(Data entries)
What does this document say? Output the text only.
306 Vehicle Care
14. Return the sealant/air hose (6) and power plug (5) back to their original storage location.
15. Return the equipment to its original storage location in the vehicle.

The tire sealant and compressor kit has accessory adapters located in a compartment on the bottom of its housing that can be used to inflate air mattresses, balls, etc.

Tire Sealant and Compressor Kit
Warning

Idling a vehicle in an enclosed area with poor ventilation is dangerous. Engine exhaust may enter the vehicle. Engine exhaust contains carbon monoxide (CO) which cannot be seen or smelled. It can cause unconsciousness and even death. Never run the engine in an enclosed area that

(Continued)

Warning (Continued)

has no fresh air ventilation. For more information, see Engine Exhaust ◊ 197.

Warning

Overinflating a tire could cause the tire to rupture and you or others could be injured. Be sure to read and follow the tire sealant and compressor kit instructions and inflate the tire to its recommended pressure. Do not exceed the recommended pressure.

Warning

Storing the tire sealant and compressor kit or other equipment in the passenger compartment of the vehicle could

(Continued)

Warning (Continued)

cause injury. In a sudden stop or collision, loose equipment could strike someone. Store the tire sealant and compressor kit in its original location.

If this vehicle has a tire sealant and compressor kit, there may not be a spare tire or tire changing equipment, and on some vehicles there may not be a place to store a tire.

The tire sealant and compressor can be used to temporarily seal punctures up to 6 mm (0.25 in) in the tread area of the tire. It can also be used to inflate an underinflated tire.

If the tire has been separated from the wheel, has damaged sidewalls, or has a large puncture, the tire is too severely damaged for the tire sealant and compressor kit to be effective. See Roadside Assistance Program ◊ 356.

▸ **Objective**
Look through the listing above and count the lines where the string "compartment" appears. Report the number only.

▸ **Result of the exercise**
2